§ WHAT YOU NEED TO DO: Show all lines holding "this".

§ EXERCISE MATERIALS:
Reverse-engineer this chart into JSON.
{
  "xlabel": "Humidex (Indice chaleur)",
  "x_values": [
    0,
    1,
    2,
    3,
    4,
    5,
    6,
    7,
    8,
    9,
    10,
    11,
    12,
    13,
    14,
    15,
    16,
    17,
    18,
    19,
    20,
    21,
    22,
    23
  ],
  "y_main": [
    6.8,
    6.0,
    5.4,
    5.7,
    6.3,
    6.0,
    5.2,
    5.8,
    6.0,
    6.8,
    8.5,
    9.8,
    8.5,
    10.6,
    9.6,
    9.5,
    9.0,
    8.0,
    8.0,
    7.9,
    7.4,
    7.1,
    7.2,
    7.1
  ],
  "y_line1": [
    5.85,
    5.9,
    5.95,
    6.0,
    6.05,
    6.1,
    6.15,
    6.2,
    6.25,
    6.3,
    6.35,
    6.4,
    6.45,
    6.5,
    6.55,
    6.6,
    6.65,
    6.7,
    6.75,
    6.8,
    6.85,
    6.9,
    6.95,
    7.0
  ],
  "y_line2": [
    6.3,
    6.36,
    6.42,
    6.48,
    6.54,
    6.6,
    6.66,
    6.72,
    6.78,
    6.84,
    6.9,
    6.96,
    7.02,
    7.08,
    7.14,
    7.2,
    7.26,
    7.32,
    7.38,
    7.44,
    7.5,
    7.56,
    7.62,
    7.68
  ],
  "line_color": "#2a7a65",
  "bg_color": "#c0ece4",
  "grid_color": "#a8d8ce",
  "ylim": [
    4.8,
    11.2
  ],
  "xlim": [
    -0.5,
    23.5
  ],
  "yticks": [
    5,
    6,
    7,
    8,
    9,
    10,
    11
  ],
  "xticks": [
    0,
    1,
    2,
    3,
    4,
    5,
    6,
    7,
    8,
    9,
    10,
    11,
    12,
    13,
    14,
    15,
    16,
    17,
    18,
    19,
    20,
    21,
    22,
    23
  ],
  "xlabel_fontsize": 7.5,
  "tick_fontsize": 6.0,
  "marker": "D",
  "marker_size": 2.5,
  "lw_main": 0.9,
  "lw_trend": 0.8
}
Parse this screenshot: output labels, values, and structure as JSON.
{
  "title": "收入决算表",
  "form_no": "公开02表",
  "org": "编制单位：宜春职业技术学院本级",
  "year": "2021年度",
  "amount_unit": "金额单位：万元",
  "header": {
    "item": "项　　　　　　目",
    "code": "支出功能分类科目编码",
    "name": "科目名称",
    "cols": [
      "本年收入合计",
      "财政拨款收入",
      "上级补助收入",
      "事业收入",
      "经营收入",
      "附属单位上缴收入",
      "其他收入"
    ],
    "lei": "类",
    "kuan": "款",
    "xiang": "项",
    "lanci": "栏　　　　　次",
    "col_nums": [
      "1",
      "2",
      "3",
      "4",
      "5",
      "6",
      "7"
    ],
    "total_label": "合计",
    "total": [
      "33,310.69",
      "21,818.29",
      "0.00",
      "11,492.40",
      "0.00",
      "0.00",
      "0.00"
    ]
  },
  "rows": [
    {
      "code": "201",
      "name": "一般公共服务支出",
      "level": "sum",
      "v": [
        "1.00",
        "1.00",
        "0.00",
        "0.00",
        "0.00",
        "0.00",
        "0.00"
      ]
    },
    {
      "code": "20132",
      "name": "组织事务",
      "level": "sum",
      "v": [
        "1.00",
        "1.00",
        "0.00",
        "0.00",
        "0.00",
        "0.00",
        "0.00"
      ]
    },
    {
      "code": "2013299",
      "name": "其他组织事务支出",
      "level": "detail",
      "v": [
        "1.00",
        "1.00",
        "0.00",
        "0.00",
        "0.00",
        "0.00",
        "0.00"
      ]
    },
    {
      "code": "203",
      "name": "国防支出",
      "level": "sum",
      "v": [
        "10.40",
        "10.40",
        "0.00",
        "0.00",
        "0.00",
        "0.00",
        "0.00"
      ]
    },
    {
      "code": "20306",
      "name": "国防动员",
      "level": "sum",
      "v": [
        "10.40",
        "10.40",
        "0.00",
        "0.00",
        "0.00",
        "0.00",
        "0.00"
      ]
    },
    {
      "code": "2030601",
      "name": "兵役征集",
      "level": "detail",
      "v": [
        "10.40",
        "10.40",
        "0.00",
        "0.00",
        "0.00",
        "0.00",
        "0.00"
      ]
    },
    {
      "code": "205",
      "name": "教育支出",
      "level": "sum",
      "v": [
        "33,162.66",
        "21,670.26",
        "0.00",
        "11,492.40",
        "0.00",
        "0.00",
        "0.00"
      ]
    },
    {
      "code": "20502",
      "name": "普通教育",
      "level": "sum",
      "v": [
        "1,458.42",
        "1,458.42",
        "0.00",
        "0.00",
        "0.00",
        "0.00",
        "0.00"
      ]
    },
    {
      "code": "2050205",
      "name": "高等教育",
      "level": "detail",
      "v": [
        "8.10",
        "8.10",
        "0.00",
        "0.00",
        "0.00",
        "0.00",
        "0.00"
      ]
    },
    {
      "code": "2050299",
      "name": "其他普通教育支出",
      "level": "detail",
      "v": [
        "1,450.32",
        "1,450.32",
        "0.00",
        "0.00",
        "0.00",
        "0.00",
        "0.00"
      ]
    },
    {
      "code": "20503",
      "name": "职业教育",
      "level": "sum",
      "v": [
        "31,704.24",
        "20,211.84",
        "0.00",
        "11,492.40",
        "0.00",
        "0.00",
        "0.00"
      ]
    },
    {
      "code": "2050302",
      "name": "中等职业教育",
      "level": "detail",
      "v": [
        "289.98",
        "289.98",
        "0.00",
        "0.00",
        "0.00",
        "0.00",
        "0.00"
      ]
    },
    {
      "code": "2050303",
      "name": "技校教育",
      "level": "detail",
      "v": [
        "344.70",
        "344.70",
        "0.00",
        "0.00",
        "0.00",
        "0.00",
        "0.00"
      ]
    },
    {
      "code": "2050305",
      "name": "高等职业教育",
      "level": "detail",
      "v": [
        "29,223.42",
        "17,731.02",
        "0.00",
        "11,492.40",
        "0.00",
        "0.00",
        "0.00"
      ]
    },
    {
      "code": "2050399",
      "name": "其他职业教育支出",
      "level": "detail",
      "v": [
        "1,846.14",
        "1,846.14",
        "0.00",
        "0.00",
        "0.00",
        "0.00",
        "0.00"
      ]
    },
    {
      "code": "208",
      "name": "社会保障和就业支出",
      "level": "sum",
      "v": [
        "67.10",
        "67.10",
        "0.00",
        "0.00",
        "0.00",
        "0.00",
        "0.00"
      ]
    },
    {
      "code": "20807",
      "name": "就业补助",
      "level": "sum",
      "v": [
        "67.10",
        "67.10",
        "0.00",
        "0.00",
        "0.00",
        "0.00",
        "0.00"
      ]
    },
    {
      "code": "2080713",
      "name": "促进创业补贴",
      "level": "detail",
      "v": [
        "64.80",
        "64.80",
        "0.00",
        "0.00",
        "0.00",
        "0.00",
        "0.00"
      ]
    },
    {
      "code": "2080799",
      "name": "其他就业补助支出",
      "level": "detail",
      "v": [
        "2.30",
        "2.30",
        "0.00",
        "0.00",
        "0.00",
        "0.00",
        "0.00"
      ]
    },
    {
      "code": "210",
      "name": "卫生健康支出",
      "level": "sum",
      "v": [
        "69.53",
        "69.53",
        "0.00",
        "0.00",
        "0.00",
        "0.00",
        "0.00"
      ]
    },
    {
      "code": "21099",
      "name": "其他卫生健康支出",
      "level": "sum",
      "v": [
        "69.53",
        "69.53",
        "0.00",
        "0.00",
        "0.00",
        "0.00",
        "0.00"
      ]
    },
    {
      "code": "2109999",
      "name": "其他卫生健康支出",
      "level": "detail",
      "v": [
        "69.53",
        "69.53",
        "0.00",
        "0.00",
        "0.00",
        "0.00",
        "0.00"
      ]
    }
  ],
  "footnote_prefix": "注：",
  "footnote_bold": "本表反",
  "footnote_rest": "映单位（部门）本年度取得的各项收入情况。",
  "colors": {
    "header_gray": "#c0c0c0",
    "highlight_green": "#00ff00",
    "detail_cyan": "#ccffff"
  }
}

§ REPLY:
Reverse-engineer this chart into JSON.
Parse this screenshot: output labels, values, and structure as JSON.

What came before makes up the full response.